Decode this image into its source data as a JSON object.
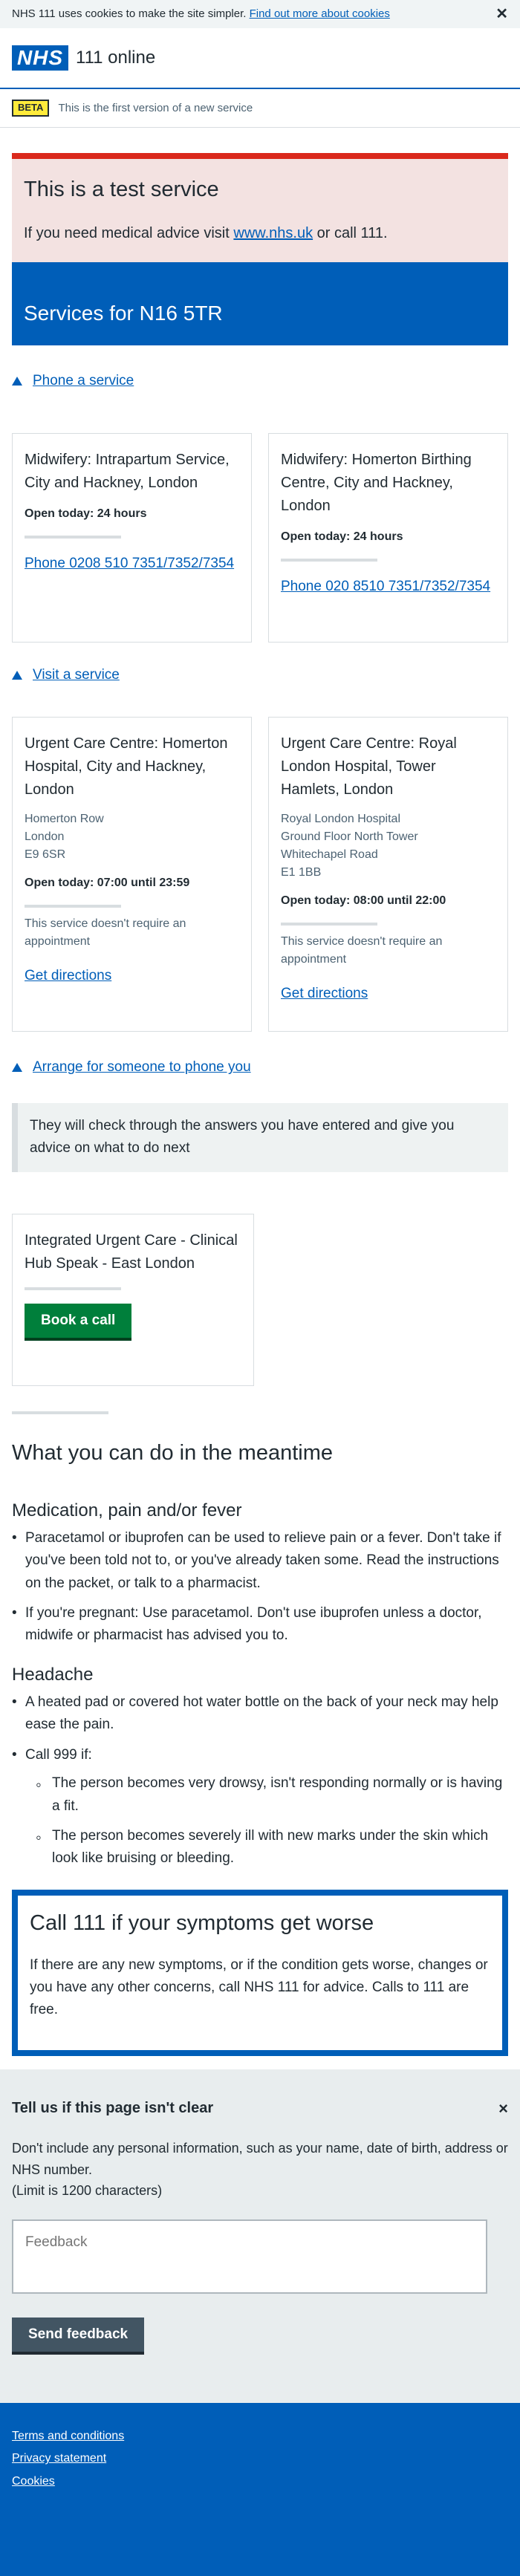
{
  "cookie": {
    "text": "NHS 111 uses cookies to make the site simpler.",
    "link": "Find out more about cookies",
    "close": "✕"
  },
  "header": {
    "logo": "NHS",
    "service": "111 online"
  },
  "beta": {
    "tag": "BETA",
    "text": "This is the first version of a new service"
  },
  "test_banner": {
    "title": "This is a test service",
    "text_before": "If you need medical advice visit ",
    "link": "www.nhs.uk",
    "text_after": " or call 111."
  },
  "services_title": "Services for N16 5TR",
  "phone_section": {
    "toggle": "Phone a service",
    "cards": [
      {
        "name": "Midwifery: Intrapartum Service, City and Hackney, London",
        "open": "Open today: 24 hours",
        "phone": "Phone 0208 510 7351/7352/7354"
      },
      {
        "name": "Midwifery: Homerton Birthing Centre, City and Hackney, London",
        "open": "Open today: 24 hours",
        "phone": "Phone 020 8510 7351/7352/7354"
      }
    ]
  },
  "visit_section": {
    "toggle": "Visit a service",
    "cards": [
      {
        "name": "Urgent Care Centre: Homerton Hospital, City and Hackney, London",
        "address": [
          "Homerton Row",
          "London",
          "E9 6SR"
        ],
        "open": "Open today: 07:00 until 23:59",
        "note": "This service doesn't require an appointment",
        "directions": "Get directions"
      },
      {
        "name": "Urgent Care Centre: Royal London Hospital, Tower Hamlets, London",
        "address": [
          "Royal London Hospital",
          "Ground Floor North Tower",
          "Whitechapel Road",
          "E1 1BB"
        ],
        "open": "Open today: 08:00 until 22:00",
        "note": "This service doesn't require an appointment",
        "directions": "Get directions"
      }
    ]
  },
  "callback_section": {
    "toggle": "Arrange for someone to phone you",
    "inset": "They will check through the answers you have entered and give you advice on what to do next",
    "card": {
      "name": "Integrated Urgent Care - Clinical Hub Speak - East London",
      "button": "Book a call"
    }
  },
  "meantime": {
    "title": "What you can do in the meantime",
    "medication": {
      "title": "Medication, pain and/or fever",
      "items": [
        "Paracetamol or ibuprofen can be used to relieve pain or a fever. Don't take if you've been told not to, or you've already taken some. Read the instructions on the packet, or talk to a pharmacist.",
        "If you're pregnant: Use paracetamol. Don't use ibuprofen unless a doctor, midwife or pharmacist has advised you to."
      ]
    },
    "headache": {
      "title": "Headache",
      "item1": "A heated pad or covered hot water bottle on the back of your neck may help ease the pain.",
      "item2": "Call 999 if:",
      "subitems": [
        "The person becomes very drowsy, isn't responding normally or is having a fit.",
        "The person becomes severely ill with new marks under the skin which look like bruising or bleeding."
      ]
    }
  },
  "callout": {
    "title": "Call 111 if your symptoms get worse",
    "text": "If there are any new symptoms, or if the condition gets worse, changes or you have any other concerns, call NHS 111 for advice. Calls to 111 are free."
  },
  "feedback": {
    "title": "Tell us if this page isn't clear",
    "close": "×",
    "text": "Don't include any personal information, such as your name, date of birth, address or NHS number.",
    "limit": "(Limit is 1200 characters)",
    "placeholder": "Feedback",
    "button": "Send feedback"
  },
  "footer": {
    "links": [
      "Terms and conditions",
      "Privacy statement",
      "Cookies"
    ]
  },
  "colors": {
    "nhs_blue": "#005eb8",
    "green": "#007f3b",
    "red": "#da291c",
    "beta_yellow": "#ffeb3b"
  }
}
• • • • •
:: EXERCISE AIM ::
Repeat the material exactly as it reads, without any of its pictures.

:: ANSWER IN FULL ::
Decode this image into its source data as a JSON object.
{
  "cookie": {
    "text": "NHS 111 uses cookies to make the site simpler.",
    "link": "Find out more about cookies",
    "close": "✕"
  },
  "header": {
    "logo": "NHS",
    "service": "111 online"
  },
  "beta": {
    "tag": "BETA",
    "text": "This is the first version of a new service"
  },
  "test_banner": {
    "title": "This is a test service",
    "text_before": "If you need medical advice visit ",
    "link": "www.nhs.uk",
    "text_after": " or call 111."
  },
  "services_title": "Services for N16 5TR",
  "phone_section": {
    "toggle": "Phone a service",
    "cards": [
      {
        "name": "Midwifery: Intrapartum Service, City and Hackney, London",
        "open": "Open today: 24 hours",
        "phone": "Phone 0208 510 7351/7352/7354"
      },
      {
        "name": "Midwifery: Homerton Birthing Centre, City and Hackney, London",
        "open": "Open today: 24 hours",
        "phone": "Phone 020 8510 7351/7352/7354"
      }
    ]
  },
  "visit_section": {
    "toggle": "Visit a service",
    "cards": [
      {
        "name": "Urgent Care Centre: Homerton Hospital, City and Hackney, London",
        "address": [
          "Homerton Row",
          "London",
          "E9 6SR"
        ],
        "open": "Open today: 07:00 until 23:59",
        "note": "This service doesn't require an appointment",
        "directions": "Get directions"
      },
      {
        "name": "Urgent Care Centre: Royal London Hospital, Tower Hamlets, London",
        "address": [
          "Royal London Hospital",
          "Ground Floor North Tower",
          "Whitechapel Road",
          "E1 1BB"
        ],
        "open": "Open today: 08:00 until 22:00",
        "note": "This service doesn't require an appointment",
        "directions": "Get directions"
      }
    ]
  },
  "callback_section": {
    "toggle": "Arrange for someone to phone you",
    "inset": "They will check through the answers you have entered and give you advice on what to do next",
    "card": {
      "name": "Integrated Urgent Care - Clinical Hub Speak - East London",
      "button": "Book a call"
    }
  },
  "meantime": {
    "title": "What you can do in the meantime",
    "medication": {
      "title": "Medication, pain and/or fever",
      "items": [
        "Paracetamol or ibuprofen can be used to relieve pain or a fever. Don't take if you've been told not to, or you've already taken some. Read the instructions on the packet, or talk to a pharmacist.",
        "If you're pregnant: Use paracetamol. Don't use ibuprofen unless a doctor, midwife or pharmacist has advised you to."
      ]
    },
    "headache": {
      "title": "Headache",
      "item1": "A heated pad or covered hot water bottle on the back of your neck may help ease the pain.",
      "item2": "Call 999 if:",
      "subitems": [
        "The person becomes very drowsy, isn't responding normally or is having a fit.",
        "The person becomes severely ill with new marks under the skin which look like bruising or bleeding."
      ]
    }
  },
  "callout": {
    "title": "Call 111 if your symptoms get worse",
    "text": "If there are any new symptoms, or if the condition gets worse, changes or you have any other concerns, call NHS 111 for advice. Calls to 111 are free."
  },
  "feedback": {
    "title": "Tell us if this page isn't clear",
    "close": "×",
    "text": "Don't include any personal information, such as your name, date of birth, address or NHS number.",
    "limit": "(Limit is 1200 characters)",
    "placeholder": "Feedback",
    "button": "Send feedback"
  },
  "footer": {
    "links": [
      "Terms and conditions",
      "Privacy statement",
      "Cookies"
    ]
  },
  "colors": {
    "nhs_blue": "#005eb8",
    "green": "#007f3b",
    "red": "#da291c",
    "beta_yellow": "#ffeb3b"
  }
}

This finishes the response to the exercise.